▸ Problem description
Can you lay out every line of all the items below as a JSON list of strings, one string per line, with blank lines left out?

▸ Data extract
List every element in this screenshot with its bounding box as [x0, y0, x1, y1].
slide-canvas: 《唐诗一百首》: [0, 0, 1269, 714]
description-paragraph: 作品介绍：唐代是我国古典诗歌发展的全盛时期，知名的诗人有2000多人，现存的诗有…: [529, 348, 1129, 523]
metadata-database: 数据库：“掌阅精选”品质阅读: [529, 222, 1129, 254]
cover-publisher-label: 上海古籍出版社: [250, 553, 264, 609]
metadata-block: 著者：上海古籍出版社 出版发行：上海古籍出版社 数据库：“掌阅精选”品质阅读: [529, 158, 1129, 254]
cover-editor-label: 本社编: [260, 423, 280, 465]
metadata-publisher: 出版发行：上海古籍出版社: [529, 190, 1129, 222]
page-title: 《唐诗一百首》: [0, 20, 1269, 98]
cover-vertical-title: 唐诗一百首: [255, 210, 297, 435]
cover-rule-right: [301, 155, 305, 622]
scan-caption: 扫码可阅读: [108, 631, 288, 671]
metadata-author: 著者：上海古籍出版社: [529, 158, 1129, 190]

▸ Written solution
[
  "List every element in this screenshot with its bounding box as [x0, y0, x1, y1].",
  "slide-canvas: 《唐诗一百首》: [0, 0, 1269, 714]",
  "description-paragraph: 作品介绍：唐代是我国古典诗歌发展的全盛时期，知名的诗人有2000多人，现存的诗有…: [529, 348, 1129, 523]",
  "metadata-database: 数据库：“掌阅精选”品质阅读: [529, 222, 1129, 254]",
  "cover-publisher-label: 上海古籍出版社: [250, 553, 264, 609]",
  "metadata-block: 著者：上海古籍出版社 出版发行：上海古籍出版社 数据库：“掌阅精选”品质阅读: [529, 158, 1129, 254]",
  "cover-editor-label: 本社编: [260, 423, 280, 465]",
  "metadata-publisher: 出版发行：上海古籍出版社: [529, 190, 1129, 222]",
  "page-title: 《唐诗一百首》: [0, 20, 1269, 98]",
  "cover-vertical-title: 唐诗一百首: [255, 210, 297, 435]",
  "cover-rule-right: [301, 155, 305, 622]",
  "scan-caption: 扫码可阅读: [108, 631, 288, 671]",
  "metadata-author: 著者：上海古籍出版社: [529, 158, 1129, 190]"
]